__ASSIGNMENT__. Check each line of the records below for the word "Zhang" and copy those where it appears.

= Beginning of Section =

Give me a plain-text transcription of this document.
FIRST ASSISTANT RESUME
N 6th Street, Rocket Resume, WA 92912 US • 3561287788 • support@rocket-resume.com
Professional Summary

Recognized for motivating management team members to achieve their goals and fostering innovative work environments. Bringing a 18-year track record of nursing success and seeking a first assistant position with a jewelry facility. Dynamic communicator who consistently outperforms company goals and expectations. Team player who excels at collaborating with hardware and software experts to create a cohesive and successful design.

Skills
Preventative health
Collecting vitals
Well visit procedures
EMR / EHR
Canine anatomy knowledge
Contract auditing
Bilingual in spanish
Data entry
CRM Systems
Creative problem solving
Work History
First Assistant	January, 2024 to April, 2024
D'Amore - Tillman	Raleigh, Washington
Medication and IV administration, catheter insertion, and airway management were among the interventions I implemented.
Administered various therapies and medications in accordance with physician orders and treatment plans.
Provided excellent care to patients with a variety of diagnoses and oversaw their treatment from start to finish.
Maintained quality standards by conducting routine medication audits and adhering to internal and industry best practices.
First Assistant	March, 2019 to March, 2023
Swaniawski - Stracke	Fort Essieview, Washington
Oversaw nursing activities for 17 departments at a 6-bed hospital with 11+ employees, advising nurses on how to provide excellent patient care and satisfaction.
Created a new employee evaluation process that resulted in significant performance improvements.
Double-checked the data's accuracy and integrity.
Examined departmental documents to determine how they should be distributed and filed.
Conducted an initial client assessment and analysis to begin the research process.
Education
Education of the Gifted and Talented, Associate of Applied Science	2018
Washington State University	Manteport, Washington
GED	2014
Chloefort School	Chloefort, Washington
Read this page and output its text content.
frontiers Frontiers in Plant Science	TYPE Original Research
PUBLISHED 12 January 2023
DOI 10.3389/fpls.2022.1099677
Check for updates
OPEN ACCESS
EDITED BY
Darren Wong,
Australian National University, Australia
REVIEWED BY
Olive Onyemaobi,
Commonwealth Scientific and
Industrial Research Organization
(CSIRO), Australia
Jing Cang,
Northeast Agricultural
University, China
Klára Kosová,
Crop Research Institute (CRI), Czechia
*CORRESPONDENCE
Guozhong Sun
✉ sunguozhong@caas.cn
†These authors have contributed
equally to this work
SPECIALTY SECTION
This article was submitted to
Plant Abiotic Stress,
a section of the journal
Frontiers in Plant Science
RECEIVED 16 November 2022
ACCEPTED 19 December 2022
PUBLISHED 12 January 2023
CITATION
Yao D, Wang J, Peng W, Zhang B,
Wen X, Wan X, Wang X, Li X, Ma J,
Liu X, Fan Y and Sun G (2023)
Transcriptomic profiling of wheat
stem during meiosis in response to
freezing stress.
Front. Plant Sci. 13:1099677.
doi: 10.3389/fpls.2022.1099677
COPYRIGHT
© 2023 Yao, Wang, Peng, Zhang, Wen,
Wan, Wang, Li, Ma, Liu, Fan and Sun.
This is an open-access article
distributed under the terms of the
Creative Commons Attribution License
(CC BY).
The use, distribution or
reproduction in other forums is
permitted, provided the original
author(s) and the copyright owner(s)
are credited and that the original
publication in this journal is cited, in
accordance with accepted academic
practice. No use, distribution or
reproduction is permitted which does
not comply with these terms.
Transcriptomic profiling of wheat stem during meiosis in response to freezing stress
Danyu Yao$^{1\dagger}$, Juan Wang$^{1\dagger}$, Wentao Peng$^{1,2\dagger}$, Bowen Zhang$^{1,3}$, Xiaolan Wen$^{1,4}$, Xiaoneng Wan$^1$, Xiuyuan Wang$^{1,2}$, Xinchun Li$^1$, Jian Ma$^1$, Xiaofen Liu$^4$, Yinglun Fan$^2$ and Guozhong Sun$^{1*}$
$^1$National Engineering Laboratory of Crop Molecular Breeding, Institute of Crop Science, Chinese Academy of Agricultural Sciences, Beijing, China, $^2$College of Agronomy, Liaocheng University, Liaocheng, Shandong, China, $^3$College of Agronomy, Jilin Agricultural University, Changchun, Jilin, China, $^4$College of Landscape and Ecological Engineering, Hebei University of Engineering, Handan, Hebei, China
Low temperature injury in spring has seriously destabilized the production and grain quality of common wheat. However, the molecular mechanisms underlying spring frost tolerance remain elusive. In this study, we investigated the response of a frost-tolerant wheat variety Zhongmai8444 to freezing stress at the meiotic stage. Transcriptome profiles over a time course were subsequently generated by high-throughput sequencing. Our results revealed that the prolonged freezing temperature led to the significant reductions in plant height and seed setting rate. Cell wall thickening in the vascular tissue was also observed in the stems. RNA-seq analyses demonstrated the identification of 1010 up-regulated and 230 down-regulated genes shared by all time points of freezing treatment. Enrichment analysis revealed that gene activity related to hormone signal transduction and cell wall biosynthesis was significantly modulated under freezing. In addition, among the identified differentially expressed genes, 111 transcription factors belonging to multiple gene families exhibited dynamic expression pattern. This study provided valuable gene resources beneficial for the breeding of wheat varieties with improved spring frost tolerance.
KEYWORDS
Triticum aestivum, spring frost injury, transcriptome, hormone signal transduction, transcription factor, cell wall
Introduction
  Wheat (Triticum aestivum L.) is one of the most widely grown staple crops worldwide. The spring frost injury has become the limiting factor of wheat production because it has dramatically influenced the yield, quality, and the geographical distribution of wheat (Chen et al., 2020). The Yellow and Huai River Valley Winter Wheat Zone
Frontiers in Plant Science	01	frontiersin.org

= End of Section =

__RESPONSE AREA__.
Yao D, Wang J, Peng W, Zhang B,
© 2023 Yao, Wang, Peng, Zhang, Wen,
Danyu Yao$^{1\dagger}$, Juan Wang$^{1\dagger}$, Wentao Peng$^{1,2\dagger}$, Bowen Zhang$^{1,3}$, Xiaolan Wen$^{1,4}$, Xiaoneng Wan$^1$, Xiuyuan Wang$^{1,2}$, Xinchun Li$^1$, Jian Ma$^1$, Xiaofen Liu$^4$, Yinglun Fan$^2$ and Guozhong Sun$^{1*}$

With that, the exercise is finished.